Requirements
Look for the string "нормы" in the lines and copy each line that has it.

[Stored entries]
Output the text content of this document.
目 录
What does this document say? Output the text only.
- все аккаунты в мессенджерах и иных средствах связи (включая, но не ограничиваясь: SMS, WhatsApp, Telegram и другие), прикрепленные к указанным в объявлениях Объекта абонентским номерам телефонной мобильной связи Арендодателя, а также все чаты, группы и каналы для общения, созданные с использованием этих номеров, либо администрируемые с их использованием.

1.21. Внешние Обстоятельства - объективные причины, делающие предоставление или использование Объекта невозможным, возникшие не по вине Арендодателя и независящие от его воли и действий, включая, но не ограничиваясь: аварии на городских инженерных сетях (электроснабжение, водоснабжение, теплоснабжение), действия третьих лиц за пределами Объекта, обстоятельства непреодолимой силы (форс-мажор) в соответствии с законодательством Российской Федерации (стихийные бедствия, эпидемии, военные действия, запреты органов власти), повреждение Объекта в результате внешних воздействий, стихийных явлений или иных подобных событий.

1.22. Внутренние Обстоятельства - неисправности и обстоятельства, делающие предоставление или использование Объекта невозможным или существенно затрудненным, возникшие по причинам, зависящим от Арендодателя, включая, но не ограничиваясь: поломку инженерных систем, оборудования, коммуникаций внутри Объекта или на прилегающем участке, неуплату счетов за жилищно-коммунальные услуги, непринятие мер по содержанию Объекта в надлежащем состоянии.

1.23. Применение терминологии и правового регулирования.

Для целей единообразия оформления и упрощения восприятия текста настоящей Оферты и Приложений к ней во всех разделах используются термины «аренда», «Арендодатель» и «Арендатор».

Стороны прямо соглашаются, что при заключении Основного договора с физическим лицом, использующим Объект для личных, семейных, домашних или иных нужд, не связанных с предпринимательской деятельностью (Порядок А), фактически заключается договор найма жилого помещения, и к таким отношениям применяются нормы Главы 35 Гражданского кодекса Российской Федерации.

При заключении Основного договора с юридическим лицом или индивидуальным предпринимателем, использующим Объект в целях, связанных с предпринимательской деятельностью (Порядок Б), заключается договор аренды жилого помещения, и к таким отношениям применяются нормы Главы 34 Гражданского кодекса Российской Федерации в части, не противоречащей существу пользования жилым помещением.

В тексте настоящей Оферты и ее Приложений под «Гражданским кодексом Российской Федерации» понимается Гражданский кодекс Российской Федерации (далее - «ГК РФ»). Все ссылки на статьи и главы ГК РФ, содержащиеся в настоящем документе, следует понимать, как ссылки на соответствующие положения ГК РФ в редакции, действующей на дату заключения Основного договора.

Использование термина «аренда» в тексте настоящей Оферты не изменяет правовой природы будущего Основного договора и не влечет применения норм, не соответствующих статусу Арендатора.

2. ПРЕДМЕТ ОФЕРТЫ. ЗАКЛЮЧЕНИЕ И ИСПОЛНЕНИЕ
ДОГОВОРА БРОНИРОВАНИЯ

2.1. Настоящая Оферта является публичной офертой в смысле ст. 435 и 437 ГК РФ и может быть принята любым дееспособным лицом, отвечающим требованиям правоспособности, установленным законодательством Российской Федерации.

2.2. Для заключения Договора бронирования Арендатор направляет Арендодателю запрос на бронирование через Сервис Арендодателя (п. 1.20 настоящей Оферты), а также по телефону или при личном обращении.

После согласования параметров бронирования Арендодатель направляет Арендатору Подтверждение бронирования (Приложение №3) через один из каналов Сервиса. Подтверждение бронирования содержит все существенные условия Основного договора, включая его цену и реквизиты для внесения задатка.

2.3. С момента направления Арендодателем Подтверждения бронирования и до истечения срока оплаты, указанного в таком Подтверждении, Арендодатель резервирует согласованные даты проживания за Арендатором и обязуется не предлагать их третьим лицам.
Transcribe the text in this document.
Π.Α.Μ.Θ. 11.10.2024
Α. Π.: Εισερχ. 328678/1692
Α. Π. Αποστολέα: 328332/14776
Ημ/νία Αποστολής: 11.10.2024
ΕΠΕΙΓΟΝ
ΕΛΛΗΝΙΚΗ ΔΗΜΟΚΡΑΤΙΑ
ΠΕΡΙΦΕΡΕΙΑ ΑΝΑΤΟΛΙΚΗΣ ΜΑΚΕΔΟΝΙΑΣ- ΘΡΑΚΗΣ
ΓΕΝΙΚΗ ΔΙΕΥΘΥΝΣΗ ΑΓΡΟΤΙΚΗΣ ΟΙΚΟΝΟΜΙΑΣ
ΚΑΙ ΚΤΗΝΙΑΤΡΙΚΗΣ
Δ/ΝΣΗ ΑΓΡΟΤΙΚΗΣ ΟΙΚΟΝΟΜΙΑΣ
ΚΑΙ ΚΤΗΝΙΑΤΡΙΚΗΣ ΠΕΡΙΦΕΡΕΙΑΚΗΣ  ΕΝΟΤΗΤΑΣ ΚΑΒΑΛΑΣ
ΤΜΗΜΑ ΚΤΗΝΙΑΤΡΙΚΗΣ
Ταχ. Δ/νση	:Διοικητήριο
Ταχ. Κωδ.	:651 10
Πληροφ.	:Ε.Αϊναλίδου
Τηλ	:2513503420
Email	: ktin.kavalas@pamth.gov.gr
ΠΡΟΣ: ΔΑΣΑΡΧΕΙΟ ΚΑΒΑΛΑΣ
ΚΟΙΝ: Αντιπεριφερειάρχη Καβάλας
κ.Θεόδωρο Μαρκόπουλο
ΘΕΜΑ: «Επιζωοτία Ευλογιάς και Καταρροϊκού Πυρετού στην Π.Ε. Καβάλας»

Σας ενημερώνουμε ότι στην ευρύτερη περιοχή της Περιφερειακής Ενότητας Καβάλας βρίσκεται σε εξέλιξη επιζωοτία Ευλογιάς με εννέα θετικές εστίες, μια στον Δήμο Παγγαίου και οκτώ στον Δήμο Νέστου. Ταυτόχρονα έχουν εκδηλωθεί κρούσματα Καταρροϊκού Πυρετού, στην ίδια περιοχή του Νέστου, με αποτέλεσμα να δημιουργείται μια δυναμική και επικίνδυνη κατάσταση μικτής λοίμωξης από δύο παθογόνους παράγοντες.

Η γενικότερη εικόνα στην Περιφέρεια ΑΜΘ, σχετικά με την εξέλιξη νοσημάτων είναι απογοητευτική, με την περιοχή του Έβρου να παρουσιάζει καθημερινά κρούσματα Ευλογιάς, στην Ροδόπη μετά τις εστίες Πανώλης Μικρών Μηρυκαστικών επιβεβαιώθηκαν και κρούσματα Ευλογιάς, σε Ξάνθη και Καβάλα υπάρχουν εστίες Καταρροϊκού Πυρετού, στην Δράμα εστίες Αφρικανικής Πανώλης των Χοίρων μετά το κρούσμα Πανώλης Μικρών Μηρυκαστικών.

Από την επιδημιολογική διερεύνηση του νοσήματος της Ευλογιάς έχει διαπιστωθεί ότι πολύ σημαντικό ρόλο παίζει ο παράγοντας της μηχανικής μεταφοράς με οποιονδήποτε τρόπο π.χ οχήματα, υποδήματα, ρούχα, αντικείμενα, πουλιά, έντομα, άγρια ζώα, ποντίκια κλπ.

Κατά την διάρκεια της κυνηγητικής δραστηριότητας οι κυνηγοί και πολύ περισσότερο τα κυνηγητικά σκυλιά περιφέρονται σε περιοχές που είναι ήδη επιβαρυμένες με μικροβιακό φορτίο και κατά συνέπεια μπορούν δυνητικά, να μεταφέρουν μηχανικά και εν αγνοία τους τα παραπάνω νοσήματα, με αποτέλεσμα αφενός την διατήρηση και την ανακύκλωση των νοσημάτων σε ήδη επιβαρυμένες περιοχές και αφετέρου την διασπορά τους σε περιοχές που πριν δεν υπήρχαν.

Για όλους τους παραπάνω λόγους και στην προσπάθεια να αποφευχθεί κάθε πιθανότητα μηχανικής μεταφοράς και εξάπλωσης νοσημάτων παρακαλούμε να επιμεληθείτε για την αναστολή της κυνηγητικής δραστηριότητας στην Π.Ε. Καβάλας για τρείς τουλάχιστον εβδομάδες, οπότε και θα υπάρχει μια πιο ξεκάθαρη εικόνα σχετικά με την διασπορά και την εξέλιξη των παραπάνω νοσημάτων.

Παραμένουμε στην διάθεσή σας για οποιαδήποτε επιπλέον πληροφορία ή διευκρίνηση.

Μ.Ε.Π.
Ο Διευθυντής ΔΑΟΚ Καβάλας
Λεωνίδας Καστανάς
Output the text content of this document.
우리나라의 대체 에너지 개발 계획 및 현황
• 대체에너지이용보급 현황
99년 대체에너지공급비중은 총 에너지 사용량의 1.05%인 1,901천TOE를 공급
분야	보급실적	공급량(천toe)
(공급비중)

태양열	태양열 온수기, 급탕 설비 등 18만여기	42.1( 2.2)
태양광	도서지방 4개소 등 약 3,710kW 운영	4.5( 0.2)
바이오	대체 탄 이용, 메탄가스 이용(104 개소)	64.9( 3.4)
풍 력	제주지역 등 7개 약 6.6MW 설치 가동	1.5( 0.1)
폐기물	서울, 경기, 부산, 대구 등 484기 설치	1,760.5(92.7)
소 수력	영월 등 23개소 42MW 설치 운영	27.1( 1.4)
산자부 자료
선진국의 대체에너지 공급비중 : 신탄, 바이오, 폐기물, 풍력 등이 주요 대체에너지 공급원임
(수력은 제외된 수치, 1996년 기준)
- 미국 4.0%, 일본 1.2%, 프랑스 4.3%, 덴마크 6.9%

Result
Стороны прямо соглашаются, что при заключении Основного договора с физическим лицом, использующим Объект для личных, семейных, домашних или иных нужд, не связанных с предпринимательской деятельностью (Порядок А), фактически заключается договор найма жилого помещения, и к таким отношениям применяются нормы Главы 35 Гражданского кодекса Российской Федерации.
При заключении Основного договора с юридическим лицом или индивидуальным предпринимателем, использующим Объект в целях, связанных с предпринимательской деятельностью (Порядок Б), заключается договор аренды жилого помещения, и к таким отношениям применяются нормы Главы 34 Гражданского кодекса Российской Федерации в части, не противоречащей существу пользования жилым помещением.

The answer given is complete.